--- START ---

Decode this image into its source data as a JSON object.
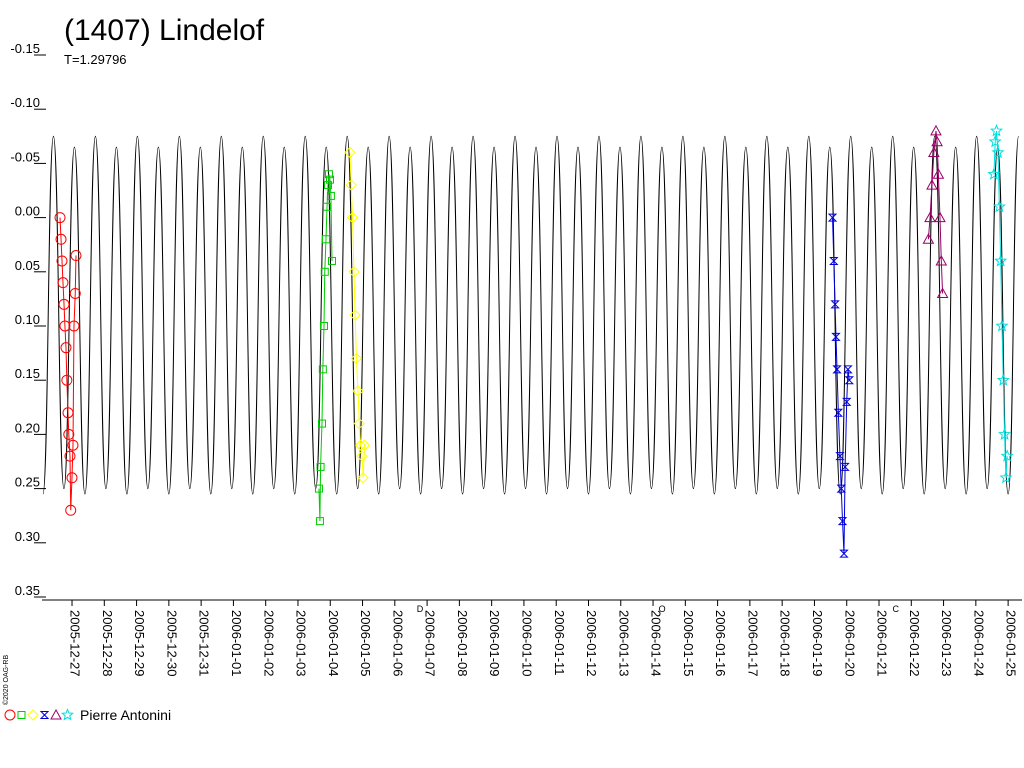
{
  "chart_data": {
    "type": "lightcurve",
    "title": "(1407) Lindelof",
    "subtitle": "T=1.29796",
    "credit": "©2020 OAG-RB",
    "legend": "Pierre Antonini",
    "xlim": [
      2453730.57,
      2453760.93
    ],
    "ylim": [
      -0.15,
      0.35
    ],
    "y_inverted": true,
    "yticks": [
      -0.15,
      {
        "value": -0.1,
        "label": "-0.10"
      },
      -0.05,
      {
        "value": 0,
        "label": "0.00"
      },
      0.05,
      {
        "value": 0.1,
        "label": "0.10"
      },
      0.15,
      {
        "value": 0.2,
        "label": "0.20"
      },
      0.25,
      {
        "value": 0.3,
        "label": "0.30"
      },
      0.35
    ],
    "xticks": [
      {
        "value": 2453731.5,
        "label": "2005-12-27"
      },
      {
        "value": 2453732.5,
        "label": "2005-12-28"
      },
      {
        "value": 2453733.5,
        "label": "2005-12-29"
      },
      {
        "value": 2453734.5,
        "label": "2005-12-30"
      },
      {
        "value": 2453735.5,
        "label": "2005-12-31"
      },
      {
        "value": 2453736.5,
        "label": "2006-01-01"
      },
      {
        "value": 2453737.5,
        "label": "2006-01-02"
      },
      {
        "value": 2453738.5,
        "label": "2006-01-03"
      },
      {
        "value": 2453739.5,
        "label": "2006-01-04"
      },
      {
        "value": 2453740.5,
        "label": "2006-01-05"
      },
      {
        "value": 2453741.5,
        "label": "2006-01-06"
      },
      {
        "value": 2453742.5,
        "label": "2006-01-07"
      },
      {
        "value": 2453743.5,
        "label": "2006-01-08"
      },
      {
        "value": 2453744.5,
        "label": "2006-01-09"
      },
      {
        "value": 2453745.5,
        "label": "2006-01-10"
      },
      {
        "value": 2453746.5,
        "label": "2006-01-11"
      },
      {
        "value": 2453747.5,
        "label": "2006-01-12"
      },
      {
        "value": 2453748.5,
        "label": "2006-01-13"
      },
      {
        "value": 2453749.5,
        "label": "2006-01-14"
      },
      {
        "value": 2453750.5,
        "label": "2006-01-15"
      },
      {
        "value": 2453751.5,
        "label": "2006-01-16"
      },
      {
        "value": 2453752.5,
        "label": "2006-01-17"
      },
      {
        "value": 2453753.5,
        "label": "2006-01-18"
      },
      {
        "value": 2453754.5,
        "label": "2006-01-19"
      },
      {
        "value": 2453755.5,
        "label": "2006-01-20"
      },
      {
        "value": 2453756.5,
        "label": "2006-01-21"
      },
      {
        "value": 2453757.5,
        "label": "2006-01-22"
      },
      {
        "value": 2453758.5,
        "label": "2006-01-23"
      },
      {
        "value": 2453759.5,
        "label": "2006-01-24"
      },
      {
        "value": 2453760.5,
        "label": "2006-01-25"
      }
    ],
    "annotations": [
      {
        "text": "D",
        "x": 2453742.28
      },
      {
        "text": "O",
        "x": 2453749.78
      },
      {
        "text": "C",
        "x": 2453757.02
      }
    ],
    "model": {
      "color": "#000000",
      "x": [
        2453730.6,
        2453730.925,
        2453731.25,
        2453731.575,
        2453731.9,
        2453732.225,
        2453732.55,
        2453732.875,
        2453733.2,
        2453733.525,
        2453733.85,
        2453734.175,
        2453734.5,
        2453734.825,
        2453735.15,
        2453735.475,
        2453735.8,
        2453736.125,
        2453736.45,
        2453736.775,
        2453737.1,
        2453737.425,
        2453737.75,
        2453738.075,
        2453738.4,
        2453738.725,
        2453739.05,
        2453739.375,
        2453739.7,
        2453740.025,
        2453740.35,
        2453740.675,
        2453741.0,
        2453741.325,
        2453741.65,
        2453741.975,
        2453742.3,
        2453742.625,
        2453742.95,
        2453743.275,
        2453743.6,
        2453743.925,
        2453744.25,
        2453744.575,
        2453744.9,
        2453745.225,
        2453745.55,
        2453745.875,
        2453746.2,
        2453746.525,
        2453746.85,
        2453747.175,
        2453747.5,
        2453747.825,
        2453748.15,
        2453748.475,
        2453748.8,
        2453749.125,
        2453749.45,
        2453749.775,
        2453750.1,
        2453750.425,
        2453750.75,
        2453751.075,
        2453751.4,
        2453751.725,
        2453752.05,
        2453752.375,
        2453752.7,
        2453753.025,
        2453753.35,
        2453753.675,
        2453754.0,
        2453754.325,
        2453754.65,
        2453754.975,
        2453755.3,
        2453755.625,
        2453755.95,
        2453756.275,
        2453756.6,
        2453756.925,
        2453757.25,
        2453757.575,
        2453757.9,
        2453758.225,
        2453758.55,
        2453758.875,
        2453759.2,
        2453759.525,
        2453759.85,
        2453760.175,
        2453760.5,
        2453760.825
      ],
      "values": [
        0.255,
        -0.075,
        0.25,
        -0.065,
        0.255,
        -0.075,
        0.25,
        -0.065,
        0.255,
        -0.075,
        0.25,
        -0.065,
        0.255,
        -0.075,
        0.25,
        -0.065,
        0.255,
        -0.075,
        0.25,
        -0.065,
        0.255,
        -0.075,
        0.25,
        -0.065,
        0.255,
        -0.075,
        0.25,
        -0.065,
        0.255,
        -0.075,
        0.25,
        -0.065,
        0.255,
        -0.075,
        0.25,
        -0.065,
        0.255,
        -0.075,
        0.25,
        -0.065,
        0.255,
        -0.075,
        0.25,
        -0.065,
        0.255,
        -0.075,
        0.25,
        -0.065,
        0.255,
        -0.075,
        0.25,
        -0.065,
        0.255,
        -0.075,
        0.25,
        -0.065,
        0.255,
        -0.075,
        0.25,
        -0.065,
        0.255,
        -0.075,
        0.25,
        -0.065,
        0.255,
        -0.075,
        0.25,
        -0.065,
        0.255,
        -0.075,
        0.25,
        -0.065,
        0.255,
        -0.075,
        0.25,
        -0.065,
        0.255,
        -0.075,
        0.25,
        -0.065,
        0.255,
        -0.075,
        0.25,
        -0.065,
        0.255,
        -0.075,
        0.25,
        -0.065,
        0.255,
        -0.075,
        0.25,
        -0.065,
        0.255,
        -0.075
      ]
    },
    "series": [
      {
        "color": "#ff0000",
        "marker": "circle",
        "x": [
          2453731.128,
          2453731.16,
          2453731.19,
          2453731.22,
          2453731.252,
          2453731.28,
          2453731.313,
          2453731.34,
          2453731.375,
          2453731.4,
          2453731.437,
          2453731.46,
          2453731.499,
          2453731.53,
          2453731.561,
          2453731.6,
          2453731.623
        ],
        "values": [
          0.0,
          0.02,
          0.04,
          0.06,
          0.08,
          0.1,
          0.12,
          0.15,
          0.18,
          0.2,
          0.22,
          0.27,
          0.24,
          0.21,
          0.1,
          0.07,
          0.035
        ]
      },
      {
        "color": "#00cc00",
        "marker": "square",
        "x": [
          2453739.15,
          2453739.18,
          2453739.2,
          2453739.244,
          2453739.27,
          2453739.306,
          2453739.33,
          2453739.368,
          2453739.4,
          2453739.43,
          2453739.46,
          2453739.492,
          2453739.52,
          2453739.554
        ],
        "values": [
          0.25,
          0.28,
          0.23,
          0.19,
          0.14,
          0.1,
          0.05,
          0.02,
          -0.01,
          -0.03,
          -0.04,
          -0.035,
          -0.02,
          0.04
        ]
      },
      {
        "color": "#ffff00",
        "marker": "diamond",
        "x": [
          2453740.11,
          2453740.15,
          2453740.19,
          2453740.235,
          2453740.27,
          2453740.31,
          2453740.359,
          2453740.4,
          2453740.44,
          2453740.483,
          2453740.52,
          2453740.56
        ],
        "values": [
          -0.06,
          -0.03,
          0.0,
          0.05,
          0.09,
          0.13,
          0.16,
          0.19,
          0.21,
          0.22,
          0.24,
          0.21
        ]
      },
      {
        "color": "#0000dd",
        "marker": "bowtie",
        "x": [
          2453755.06,
          2453755.1,
          2453755.14,
          2453755.167,
          2453755.2,
          2453755.24,
          2453755.291,
          2453755.33,
          2453755.37,
          2453755.415,
          2453755.45,
          2453755.5,
          2453755.539,
          2453755.58
        ],
        "values": [
          0.0,
          0.04,
          0.08,
          0.11,
          0.14,
          0.18,
          0.22,
          0.25,
          0.28,
          0.31,
          0.23,
          0.17,
          0.14,
          0.15
        ]
      },
      {
        "color": "#990066",
        "marker": "triangle",
        "x": [
          2453758.03,
          2453758.08,
          2453758.141,
          2453758.2,
          2453758.265,
          2453758.3,
          2453758.34,
          2453758.389,
          2453758.43,
          2453758.47
        ],
        "values": [
          0.02,
          0.0,
          -0.03,
          -0.06,
          -0.08,
          -0.07,
          -0.04,
          0.0,
          0.04,
          0.07
        ]
      },
      {
        "color": "#00dddd",
        "marker": "star",
        "x": [
          2453760.06,
          2453760.1,
          2453760.14,
          2453760.186,
          2453760.23,
          2453760.27,
          2453760.31,
          2453760.35,
          2453760.39,
          2453760.434,
          2453760.47
        ],
        "values": [
          -0.04,
          -0.07,
          -0.08,
          -0.06,
          -0.01,
          0.04,
          0.1,
          0.15,
          0.2,
          0.24,
          0.22
        ]
      }
    ]
  }
}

--- END ---

YOUR GOAL –
In the material above, show every line where the word "marker" turns up.

TASK SOLUTION –
        "marker": "circle",
        "marker": "square",
        "marker": "diamond",
        "marker": "bowtie",
        "marker": "triangle",
        "marker": "star",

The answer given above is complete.